*PAGE EXTRACT*.
╔══

To Breathe, That Is…

I was looking up masks and found these ads…
I am a bit (but not entirely) speechless…

Find a Mask to Filter Fragrance From Work HVAC Systems

“Companies across the globe are including fragrances in their heating and ventilation systems. It’s part of what emotional branding companies such as DMX call a multi-sensory experience. Retail stores may use scent in combination with audio and visual systems to enhance brand awareness. Smell associations, say DMX, are so strong they can even increase worker productivity. Whatever the reason, these scent systems can make it difficult for employees working in the affected areas who have fragrance sensitivities.”

While it won’t be possible for all workers in controlled scent environments to wear respirators, for those who can, we have a few suggestions:

http://blog.pksafety.com/a-respirator-mask-to-filter-out-fragrance-from-the-hvac/

I do know people who have to wear a mask just to go to work. It’s a horrible way to have to live when toxic chemicals are used everywhere everyday by almost everyone, and so much worse when pumped into the air deliberately. In fact, I don’t think anyone with MCS/ES or respiratory symptoms could work (or visit or shop) in an environment with deliberately pumped in fragrance chemicals, even wearing a mask.

╚══

*PROVIDED DATA*.
╔══

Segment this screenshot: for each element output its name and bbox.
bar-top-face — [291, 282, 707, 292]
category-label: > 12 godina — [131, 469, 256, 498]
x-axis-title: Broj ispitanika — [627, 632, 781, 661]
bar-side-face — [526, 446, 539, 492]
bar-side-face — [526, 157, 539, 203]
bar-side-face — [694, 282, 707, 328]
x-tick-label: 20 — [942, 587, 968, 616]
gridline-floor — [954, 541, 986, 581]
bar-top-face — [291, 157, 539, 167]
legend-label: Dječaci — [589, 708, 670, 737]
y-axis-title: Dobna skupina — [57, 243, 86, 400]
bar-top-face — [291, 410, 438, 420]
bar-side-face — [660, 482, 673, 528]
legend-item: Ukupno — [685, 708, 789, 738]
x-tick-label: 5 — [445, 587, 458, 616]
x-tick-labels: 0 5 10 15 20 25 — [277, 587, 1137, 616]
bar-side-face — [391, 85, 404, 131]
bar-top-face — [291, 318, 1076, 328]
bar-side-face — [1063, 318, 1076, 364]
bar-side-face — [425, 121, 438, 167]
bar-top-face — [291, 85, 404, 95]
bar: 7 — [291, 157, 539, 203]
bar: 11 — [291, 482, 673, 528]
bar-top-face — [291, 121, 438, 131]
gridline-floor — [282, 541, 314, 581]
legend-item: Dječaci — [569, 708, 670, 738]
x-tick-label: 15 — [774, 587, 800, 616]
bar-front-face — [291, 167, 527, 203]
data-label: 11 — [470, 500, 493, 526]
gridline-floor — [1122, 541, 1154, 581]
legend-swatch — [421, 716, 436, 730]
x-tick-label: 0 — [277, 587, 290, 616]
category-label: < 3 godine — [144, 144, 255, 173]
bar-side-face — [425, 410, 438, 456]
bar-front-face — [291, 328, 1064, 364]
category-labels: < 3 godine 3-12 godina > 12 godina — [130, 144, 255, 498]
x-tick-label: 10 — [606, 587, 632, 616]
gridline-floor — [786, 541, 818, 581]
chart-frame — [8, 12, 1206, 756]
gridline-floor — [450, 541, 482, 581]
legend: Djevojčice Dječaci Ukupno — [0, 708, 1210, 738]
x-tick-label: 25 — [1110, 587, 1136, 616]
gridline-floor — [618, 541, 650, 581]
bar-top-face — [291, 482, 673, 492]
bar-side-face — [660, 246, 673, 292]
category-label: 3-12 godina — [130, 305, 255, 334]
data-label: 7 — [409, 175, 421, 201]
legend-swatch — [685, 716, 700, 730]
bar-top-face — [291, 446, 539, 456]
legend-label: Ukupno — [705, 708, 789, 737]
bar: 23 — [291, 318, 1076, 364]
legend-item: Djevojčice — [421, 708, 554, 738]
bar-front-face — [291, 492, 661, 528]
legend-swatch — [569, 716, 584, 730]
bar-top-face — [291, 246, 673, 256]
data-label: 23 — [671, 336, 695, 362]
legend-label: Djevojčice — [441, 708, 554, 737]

╚══

*TO DO*.
1) Answer these questions from the post on scented HVAC systems:
(a) What was the writer looking up when the ads turned up?
(b) Which emotional branding company calls scent a multi-sensory experience?
(c) In retail stores, what may scent be combined with?
2) Duplicate the part of the post on scented HVAC systems starting at "I do know people" and ending at "wearing a mask.".
3) Go on with the post on scented HVAC systems from the point where it stops.
The entries have no connection to the post on scented HVAC systems.

*EXERCISE RESPONSES*.
1)
(a) Masks.
(b) DMX.
(c) Audio and visual systems.

2)
I do know people who have to wear a mask just to go to work. It’s a horrible way to have to live when toxic chemicals are used everywhere everyday by almost everyone, and so much worse when pumped into the air deliberately. In fact, I don’t think anyone with MCS/ES or respiratory symptoms could work (or visit or shop) in an environment with deliberately pumped in fragrance chemicals, even wearing a mask.

3)
That’s why we have human rights legislation to provide fragrance or scent free policies for working environments (see the sidebar or resources page at the top). These policies actually end up benefitting everyone’s health, not just those of us who are “sensitive”. Soon (but not soon enough) that will change to basic public health legislation, as it has for smoking.

Some multi-unit housing complexes have introduced smoke free rules, but so far there are very few housing options with fragrance free rules. We need them. Wearing a mask all day and night just isn’t feasible or possible, even if we tolerate the (mostly synthetic) materials they are made of, which many of us don’t.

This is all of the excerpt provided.